═════ MATERIAL TO PROCESS

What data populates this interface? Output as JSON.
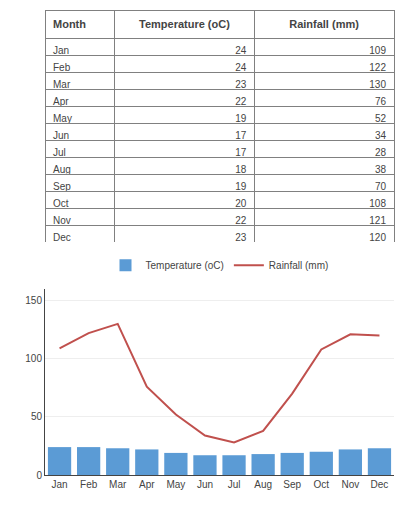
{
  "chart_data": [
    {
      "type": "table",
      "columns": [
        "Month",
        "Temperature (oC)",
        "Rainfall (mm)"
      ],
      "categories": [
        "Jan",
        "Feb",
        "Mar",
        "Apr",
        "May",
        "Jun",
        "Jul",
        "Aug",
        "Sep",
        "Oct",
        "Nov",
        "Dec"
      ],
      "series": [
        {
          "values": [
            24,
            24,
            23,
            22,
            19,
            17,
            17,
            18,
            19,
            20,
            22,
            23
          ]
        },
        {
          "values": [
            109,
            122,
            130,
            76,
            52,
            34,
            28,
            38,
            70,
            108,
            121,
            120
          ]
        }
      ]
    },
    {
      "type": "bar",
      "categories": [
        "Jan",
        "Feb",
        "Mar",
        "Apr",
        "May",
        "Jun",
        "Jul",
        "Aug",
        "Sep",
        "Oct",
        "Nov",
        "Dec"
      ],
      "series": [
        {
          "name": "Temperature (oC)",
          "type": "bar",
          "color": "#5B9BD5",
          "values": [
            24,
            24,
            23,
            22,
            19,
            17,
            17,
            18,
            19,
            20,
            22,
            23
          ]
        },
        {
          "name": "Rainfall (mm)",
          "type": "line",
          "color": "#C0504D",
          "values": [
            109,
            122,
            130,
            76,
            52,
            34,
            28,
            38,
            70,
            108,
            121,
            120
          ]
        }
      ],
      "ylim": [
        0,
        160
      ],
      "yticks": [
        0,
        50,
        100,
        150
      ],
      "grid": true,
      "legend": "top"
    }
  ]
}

══════════
═════ MATERIAL TO PROCESS

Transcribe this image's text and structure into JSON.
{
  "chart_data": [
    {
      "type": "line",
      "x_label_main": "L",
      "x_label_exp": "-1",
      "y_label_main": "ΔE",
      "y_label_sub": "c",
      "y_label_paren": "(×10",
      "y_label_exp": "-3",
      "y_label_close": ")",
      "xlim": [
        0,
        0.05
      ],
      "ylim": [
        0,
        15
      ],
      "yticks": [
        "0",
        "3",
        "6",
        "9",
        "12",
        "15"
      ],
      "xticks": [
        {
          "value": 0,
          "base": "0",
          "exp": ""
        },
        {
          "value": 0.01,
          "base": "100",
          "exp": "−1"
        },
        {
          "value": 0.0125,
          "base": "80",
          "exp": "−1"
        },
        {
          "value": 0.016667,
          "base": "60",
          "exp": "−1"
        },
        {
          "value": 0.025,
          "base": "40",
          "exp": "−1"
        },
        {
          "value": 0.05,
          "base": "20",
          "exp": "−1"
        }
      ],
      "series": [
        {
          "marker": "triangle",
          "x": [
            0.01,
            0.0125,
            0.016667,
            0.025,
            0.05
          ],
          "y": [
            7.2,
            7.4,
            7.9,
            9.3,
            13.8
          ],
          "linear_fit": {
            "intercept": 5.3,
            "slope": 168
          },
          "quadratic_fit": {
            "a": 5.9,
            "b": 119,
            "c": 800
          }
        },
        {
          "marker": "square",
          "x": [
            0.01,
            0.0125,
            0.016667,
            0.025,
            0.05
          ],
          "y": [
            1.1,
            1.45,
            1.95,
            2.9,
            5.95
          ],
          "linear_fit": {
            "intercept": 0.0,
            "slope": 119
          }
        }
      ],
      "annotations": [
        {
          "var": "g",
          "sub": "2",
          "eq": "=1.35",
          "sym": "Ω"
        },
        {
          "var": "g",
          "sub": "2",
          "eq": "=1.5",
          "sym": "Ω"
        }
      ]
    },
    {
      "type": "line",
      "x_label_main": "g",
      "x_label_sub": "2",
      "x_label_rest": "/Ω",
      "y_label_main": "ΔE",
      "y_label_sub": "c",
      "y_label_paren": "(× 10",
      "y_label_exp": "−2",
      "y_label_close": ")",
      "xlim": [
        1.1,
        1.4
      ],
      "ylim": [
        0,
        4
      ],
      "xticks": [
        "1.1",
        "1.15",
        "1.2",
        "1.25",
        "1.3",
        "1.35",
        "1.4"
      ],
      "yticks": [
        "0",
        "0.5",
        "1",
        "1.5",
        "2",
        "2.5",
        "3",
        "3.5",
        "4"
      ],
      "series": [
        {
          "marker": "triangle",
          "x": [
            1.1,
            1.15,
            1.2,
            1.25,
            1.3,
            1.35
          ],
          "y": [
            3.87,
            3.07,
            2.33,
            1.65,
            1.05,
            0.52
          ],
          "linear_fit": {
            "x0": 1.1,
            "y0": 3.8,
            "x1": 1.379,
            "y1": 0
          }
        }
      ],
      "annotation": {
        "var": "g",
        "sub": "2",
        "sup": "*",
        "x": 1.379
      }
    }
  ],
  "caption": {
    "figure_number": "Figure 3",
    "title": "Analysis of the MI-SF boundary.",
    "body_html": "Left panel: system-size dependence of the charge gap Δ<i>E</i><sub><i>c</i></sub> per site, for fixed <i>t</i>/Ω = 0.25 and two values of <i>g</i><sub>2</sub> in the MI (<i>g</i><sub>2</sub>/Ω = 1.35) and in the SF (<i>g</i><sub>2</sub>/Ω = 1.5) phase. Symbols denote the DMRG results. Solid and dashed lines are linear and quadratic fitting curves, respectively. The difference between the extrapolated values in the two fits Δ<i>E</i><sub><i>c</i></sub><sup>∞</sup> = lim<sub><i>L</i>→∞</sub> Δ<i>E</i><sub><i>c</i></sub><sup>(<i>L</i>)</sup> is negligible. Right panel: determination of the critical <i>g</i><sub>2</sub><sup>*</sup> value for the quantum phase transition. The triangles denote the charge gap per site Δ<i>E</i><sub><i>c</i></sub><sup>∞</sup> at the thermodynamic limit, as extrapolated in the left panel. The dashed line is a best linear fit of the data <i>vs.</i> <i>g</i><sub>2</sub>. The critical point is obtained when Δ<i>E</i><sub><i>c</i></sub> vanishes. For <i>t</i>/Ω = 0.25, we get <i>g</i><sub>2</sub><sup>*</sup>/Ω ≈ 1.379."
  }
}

══════════

### [SET PROBLEM]
State the number of lines in the data that include the string "name", and add nothing else.

### [THE REPLY]
2